→ **DO THIS**:
Separate out the lines that hold "type".

==== EXTRACTED MATERIAL ====

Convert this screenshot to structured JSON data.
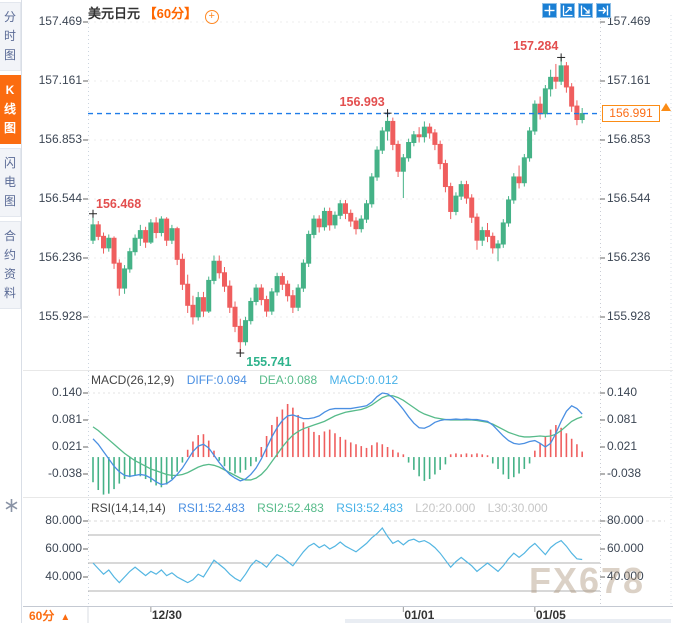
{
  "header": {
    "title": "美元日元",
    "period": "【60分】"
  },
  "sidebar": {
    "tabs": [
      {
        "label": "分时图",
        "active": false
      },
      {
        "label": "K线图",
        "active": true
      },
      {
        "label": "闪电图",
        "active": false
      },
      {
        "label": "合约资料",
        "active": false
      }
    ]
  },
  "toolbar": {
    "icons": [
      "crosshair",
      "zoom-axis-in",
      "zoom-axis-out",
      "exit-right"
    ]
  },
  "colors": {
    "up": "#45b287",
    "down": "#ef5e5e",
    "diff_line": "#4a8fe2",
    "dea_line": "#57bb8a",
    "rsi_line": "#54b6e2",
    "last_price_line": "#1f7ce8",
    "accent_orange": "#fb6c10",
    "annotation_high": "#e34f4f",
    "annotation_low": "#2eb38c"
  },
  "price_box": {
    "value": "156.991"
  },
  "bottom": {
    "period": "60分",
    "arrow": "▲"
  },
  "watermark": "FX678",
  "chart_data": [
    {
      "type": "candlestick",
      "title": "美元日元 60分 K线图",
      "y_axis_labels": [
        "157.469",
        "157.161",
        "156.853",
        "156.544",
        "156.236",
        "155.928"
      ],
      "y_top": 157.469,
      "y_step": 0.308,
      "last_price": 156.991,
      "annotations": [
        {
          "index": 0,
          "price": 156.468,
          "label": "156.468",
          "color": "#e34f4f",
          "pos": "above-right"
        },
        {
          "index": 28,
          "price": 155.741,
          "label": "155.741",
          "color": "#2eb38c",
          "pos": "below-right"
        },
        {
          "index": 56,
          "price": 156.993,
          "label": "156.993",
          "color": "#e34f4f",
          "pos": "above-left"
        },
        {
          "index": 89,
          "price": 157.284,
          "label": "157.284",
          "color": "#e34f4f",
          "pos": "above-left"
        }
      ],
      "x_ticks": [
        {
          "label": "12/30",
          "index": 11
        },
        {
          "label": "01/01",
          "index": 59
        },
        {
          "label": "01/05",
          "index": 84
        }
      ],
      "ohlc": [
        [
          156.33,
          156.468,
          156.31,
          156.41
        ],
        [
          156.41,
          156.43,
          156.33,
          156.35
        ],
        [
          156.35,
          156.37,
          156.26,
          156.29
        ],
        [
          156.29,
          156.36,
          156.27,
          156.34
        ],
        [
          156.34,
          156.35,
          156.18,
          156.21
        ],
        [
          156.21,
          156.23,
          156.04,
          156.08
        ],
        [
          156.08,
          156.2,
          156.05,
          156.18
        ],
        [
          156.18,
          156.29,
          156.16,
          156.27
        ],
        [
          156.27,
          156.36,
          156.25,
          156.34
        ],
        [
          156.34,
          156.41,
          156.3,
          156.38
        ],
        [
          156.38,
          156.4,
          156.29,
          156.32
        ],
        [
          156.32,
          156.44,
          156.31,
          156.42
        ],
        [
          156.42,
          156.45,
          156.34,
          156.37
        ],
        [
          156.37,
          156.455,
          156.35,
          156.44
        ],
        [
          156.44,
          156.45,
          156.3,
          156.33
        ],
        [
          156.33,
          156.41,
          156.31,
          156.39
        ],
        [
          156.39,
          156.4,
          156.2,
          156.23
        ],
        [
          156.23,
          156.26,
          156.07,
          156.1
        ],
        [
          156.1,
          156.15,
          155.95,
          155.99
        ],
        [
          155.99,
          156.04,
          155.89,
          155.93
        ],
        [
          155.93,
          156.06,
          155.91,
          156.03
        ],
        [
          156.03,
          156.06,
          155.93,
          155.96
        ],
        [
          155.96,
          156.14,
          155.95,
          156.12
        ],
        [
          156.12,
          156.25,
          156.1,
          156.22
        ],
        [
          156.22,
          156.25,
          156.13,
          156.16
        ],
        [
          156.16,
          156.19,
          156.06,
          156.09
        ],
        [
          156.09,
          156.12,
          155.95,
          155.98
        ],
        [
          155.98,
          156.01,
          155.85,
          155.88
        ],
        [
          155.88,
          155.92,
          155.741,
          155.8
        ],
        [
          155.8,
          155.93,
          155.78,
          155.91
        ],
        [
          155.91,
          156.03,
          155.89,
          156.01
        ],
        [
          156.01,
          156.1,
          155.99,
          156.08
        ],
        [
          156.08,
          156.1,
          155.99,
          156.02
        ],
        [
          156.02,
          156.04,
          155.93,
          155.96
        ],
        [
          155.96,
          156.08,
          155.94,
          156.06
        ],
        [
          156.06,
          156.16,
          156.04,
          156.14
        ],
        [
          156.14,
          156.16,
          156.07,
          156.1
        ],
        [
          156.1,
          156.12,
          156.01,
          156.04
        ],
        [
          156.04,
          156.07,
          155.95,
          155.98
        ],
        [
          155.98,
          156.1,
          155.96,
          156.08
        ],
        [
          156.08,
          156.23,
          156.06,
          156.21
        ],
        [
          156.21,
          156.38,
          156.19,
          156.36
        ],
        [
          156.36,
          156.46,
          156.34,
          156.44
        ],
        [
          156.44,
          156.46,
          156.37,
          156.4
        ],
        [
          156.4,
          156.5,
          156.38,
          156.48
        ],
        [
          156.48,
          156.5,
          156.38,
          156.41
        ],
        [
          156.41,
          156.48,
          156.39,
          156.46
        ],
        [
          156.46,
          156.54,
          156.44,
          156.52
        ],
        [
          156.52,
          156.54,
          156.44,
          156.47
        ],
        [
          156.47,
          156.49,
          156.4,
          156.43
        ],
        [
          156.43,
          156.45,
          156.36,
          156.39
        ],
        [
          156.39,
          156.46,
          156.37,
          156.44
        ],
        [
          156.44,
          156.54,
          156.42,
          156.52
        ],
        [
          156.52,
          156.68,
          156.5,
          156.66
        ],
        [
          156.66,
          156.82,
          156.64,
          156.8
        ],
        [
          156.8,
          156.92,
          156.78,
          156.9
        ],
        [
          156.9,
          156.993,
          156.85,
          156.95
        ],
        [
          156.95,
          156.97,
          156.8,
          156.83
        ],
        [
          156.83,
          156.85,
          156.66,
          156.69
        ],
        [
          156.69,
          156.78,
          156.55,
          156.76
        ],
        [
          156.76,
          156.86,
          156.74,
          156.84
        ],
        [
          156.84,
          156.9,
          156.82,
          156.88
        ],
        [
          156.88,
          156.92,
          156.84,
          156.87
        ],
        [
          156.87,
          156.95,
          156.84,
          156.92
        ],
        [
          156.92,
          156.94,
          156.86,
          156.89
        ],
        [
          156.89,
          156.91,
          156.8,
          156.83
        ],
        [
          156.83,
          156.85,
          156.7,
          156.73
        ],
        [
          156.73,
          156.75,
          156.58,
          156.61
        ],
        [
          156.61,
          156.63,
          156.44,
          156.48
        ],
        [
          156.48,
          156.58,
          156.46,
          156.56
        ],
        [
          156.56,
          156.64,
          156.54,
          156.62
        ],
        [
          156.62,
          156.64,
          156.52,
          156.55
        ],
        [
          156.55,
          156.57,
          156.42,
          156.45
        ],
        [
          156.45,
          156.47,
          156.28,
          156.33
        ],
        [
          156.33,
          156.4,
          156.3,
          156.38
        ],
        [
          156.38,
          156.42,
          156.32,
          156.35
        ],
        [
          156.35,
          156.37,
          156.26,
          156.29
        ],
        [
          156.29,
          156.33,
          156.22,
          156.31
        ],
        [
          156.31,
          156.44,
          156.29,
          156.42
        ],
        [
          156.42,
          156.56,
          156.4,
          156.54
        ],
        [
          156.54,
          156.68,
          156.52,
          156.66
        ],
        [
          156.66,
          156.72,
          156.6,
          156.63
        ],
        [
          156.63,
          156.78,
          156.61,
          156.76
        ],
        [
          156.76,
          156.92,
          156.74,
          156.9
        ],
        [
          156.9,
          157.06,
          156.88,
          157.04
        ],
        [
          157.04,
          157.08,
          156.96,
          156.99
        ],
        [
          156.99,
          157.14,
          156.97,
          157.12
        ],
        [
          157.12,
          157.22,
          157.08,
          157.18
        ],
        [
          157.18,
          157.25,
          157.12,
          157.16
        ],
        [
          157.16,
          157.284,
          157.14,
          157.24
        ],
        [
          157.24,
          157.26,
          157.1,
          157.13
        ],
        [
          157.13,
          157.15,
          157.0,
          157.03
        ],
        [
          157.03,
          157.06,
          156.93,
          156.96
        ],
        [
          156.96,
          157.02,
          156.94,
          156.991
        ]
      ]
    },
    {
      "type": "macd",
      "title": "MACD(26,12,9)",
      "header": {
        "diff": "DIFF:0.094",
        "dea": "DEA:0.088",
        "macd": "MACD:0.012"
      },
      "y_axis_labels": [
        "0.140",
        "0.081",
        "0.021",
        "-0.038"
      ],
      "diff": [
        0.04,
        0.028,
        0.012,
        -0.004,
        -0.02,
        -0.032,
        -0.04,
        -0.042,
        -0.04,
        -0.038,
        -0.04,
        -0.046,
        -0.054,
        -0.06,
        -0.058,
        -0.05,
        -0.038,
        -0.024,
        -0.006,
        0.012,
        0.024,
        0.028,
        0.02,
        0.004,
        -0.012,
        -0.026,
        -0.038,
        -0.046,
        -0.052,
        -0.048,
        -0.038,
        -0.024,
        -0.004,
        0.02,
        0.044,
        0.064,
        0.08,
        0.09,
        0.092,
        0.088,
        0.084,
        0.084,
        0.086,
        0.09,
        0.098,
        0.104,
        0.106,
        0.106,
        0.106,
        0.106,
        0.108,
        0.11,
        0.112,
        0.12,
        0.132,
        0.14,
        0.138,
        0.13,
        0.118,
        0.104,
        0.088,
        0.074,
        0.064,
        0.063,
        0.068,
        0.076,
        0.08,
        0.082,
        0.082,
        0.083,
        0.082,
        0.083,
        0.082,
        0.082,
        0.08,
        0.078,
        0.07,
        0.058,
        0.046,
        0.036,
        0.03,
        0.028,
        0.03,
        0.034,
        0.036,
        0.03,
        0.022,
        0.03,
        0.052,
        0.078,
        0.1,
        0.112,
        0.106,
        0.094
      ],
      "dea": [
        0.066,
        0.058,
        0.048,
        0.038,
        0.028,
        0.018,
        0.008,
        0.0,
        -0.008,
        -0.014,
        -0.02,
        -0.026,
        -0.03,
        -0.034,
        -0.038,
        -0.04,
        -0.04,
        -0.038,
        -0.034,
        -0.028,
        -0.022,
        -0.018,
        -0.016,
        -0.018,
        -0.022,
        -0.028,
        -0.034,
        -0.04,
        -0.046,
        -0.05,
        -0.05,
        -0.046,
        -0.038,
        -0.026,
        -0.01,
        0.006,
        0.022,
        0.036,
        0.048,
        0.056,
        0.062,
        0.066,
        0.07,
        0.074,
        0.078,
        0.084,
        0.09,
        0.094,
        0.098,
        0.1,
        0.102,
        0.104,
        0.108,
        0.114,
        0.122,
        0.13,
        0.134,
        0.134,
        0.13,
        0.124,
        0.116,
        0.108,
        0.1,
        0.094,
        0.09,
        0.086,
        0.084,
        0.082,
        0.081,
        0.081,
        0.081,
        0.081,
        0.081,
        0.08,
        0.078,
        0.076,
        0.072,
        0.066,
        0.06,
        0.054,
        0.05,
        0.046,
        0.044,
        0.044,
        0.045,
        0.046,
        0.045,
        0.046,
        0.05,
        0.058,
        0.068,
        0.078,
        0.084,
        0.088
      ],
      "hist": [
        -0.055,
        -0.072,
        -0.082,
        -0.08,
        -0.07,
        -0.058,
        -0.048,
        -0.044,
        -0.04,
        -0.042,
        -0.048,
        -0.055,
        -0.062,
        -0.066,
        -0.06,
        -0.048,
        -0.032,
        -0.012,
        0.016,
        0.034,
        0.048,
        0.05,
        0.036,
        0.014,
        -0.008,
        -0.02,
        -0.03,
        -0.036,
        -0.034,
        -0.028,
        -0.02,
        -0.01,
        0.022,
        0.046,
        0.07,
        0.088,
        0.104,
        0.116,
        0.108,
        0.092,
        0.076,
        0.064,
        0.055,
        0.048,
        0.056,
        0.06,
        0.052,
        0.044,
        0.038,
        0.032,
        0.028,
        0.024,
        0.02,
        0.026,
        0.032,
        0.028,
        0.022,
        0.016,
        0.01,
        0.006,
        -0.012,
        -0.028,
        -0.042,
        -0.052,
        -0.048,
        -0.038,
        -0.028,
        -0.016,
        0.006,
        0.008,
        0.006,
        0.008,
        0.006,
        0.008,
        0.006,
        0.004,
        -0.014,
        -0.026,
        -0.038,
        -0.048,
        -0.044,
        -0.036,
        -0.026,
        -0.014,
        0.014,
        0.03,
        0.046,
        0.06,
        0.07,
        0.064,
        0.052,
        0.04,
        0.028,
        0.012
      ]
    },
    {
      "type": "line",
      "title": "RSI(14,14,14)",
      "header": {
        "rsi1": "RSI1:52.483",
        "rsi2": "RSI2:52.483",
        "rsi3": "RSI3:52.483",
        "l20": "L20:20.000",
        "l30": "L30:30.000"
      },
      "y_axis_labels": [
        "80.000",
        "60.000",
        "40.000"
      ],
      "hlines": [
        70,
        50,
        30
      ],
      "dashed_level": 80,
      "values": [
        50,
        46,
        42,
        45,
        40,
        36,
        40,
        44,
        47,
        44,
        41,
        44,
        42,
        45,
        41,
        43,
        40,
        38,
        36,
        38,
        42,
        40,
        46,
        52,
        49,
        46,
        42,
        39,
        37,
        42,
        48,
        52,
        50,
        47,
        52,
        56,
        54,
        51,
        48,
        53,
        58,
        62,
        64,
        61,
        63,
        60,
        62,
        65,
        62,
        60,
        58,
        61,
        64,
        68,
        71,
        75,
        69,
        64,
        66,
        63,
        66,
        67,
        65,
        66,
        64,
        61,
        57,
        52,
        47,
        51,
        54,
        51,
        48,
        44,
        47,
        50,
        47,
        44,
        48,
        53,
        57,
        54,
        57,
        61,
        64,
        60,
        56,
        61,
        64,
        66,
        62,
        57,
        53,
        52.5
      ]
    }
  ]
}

====

→ **EXPECTED ANSWER**:
      "type": "candlestick",
      "type": "macd",
      "type": "line",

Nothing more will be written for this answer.